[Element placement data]

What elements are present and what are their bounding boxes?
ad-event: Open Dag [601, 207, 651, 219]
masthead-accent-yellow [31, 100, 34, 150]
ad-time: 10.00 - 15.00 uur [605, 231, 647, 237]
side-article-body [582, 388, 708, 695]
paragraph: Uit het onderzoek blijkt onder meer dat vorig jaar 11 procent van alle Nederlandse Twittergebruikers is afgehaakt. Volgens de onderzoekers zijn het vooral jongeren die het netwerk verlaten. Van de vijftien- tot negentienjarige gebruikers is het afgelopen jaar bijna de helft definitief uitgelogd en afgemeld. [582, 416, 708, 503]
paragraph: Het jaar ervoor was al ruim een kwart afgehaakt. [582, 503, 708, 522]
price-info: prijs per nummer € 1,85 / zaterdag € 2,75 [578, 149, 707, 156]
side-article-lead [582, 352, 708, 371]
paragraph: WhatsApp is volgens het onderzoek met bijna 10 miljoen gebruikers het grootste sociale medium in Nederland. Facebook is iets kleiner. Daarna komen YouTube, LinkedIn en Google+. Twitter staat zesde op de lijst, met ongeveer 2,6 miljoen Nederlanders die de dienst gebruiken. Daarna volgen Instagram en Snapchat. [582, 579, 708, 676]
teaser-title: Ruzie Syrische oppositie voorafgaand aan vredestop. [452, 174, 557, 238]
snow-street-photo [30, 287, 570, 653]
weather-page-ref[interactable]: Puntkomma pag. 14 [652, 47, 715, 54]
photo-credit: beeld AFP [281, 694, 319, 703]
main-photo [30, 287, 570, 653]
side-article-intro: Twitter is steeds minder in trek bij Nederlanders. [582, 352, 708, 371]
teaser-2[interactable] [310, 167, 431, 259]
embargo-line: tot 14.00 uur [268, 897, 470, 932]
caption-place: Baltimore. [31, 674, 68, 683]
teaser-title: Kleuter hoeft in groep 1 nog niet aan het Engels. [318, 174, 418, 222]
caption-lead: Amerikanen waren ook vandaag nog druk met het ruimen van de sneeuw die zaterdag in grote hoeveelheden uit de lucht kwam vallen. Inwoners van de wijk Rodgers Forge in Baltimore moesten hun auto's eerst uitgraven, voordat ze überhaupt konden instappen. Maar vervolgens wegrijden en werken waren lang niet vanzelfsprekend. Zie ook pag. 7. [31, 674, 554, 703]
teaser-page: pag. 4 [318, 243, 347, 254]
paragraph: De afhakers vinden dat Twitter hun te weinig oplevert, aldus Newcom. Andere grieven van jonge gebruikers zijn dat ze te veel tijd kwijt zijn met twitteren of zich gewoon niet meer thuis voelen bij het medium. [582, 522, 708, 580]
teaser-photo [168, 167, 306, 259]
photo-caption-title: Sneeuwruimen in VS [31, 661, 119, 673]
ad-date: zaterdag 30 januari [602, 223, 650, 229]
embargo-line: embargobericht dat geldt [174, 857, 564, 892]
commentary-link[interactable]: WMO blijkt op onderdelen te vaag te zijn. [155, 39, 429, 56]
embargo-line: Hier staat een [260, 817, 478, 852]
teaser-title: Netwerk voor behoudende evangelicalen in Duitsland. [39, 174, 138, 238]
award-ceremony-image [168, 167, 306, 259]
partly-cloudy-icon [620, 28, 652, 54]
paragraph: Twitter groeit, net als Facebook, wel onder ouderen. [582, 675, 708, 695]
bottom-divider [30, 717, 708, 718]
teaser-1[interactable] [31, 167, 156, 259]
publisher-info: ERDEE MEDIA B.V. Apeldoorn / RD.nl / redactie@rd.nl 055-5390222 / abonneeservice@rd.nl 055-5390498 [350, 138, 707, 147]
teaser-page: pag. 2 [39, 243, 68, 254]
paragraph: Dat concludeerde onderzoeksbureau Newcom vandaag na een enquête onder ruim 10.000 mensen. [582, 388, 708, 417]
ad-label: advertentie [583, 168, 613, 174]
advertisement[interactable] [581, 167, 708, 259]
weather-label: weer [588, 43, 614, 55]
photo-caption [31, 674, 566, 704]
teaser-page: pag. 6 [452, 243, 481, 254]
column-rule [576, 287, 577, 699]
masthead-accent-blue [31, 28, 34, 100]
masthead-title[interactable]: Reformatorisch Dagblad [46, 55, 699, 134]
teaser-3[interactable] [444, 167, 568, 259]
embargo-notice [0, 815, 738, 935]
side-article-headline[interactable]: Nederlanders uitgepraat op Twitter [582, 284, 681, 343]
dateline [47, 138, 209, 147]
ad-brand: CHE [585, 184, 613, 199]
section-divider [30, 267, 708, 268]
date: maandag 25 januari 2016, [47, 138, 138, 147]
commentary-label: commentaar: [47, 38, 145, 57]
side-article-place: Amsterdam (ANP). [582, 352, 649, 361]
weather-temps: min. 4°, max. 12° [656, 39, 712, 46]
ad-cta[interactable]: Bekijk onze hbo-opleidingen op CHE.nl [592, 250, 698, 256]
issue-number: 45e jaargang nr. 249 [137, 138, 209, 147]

▶ **WHAT YOU NEED TO DO**:
Render everything from the start of the items down to the line containing "teaser-page: pag. 4 [318, 243, 347, 254]" as a Markdown table with a No. column holding the row number and an Entry column holding the line, leaving out blank lines.

▶ **THE COMPLETED TASK**:
| No. | Entry |
|---|---|
| 1 | What elements are present and what are their bounding boxes? |
| 2 | ad-event: Open Dag [601, 207, 651, 219] |
| 3 | masthead-accent-yellow [31, 100, 34, 150] |
| 4 | ad-time: 10.00 - 15.00 uur [605, 231, 647, 237] |
| 5 | side-article-body [582, 388, 708, 695] |
| 6 | paragraph: Uit het onderzoek blijkt onder meer dat vorig jaar 11 procent van alle Nederlandse Twittergebruikers is afgehaakt. Volgens de onderzoekers zijn het vooral jongeren die het netwerk verlaten. Van de vijftien- tot negentienjarige gebruikers is het afgelopen jaar bijna de helft definitief uitgelogd en afgemeld. [582, 416, 708, 503] |
| 7 | paragraph: Het jaar ervoor was al ruim een kwart afgehaakt. [582, 503, 708, 522] |
| 8 | price-info: prijs per nummer € 1,85 / zaterdag € 2,75 [578, 149, 707, 156] |
| 9 | side-article-lead [582, 352, 708, 371] |
| 10 | paragraph: WhatsApp is volgens het onderzoek met bijna 10 miljoen gebruikers het grootste sociale medium in Nederland. Facebook is iets kleiner. Daarna komen YouTube, LinkedIn en Google+. Twitter staat zesde op de lijst, met ongeveer 2,6 miljoen Nederlanders die de dienst gebruiken. Daarna volgen Instagram en Snapchat. [582, 579, 708, 676] |
| 11 | teaser-title: Ruzie Syrische oppositie voorafgaand aan vredestop. [452, 174, 557, 238] |
| 12 | snow-street-photo [30, 287, 570, 653] |
| 13 | weather-page-ref[interactable]: Puntkomma pag. 14 [652, 47, 715, 54] |
| 14 | photo-credit: beeld AFP [281, 694, 319, 703] |
| 15 | main-photo [30, 287, 570, 653] |
| 16 | side-article-intro: Twitter is steeds minder in trek bij Nederlanders. [582, 352, 708, 371] |
| 17 | teaser-2[interactable] [310, 167, 431, 259] |
| 18 | embargo-line: tot 14.00 uur [268, 897, 470, 932] |
| 19 | caption-place: Baltimore. [31, 674, 68, 683] |
| 20 | teaser-title: Kleuter hoeft in groep 1 nog niet aan het Engels. [318, 174, 418, 222] |
| 21 | caption-lead: Amerikanen waren ook vandaag nog druk met het ruimen van de sneeuw die zaterdag in grote hoeveelheden uit de lucht kwam vallen. Inwoners van de wijk Rodgers Forge in Baltimore moesten hun auto's eerst uitgraven, voordat ze überhaupt konden instappen. Maar vervolgens wegrijden en werken waren lang niet vanzelfsprekend. Zie ook pag. 7. [31, 674, 554, 703] |
| 22 | teaser-page: pag. 4 [318, 243, 347, 254] |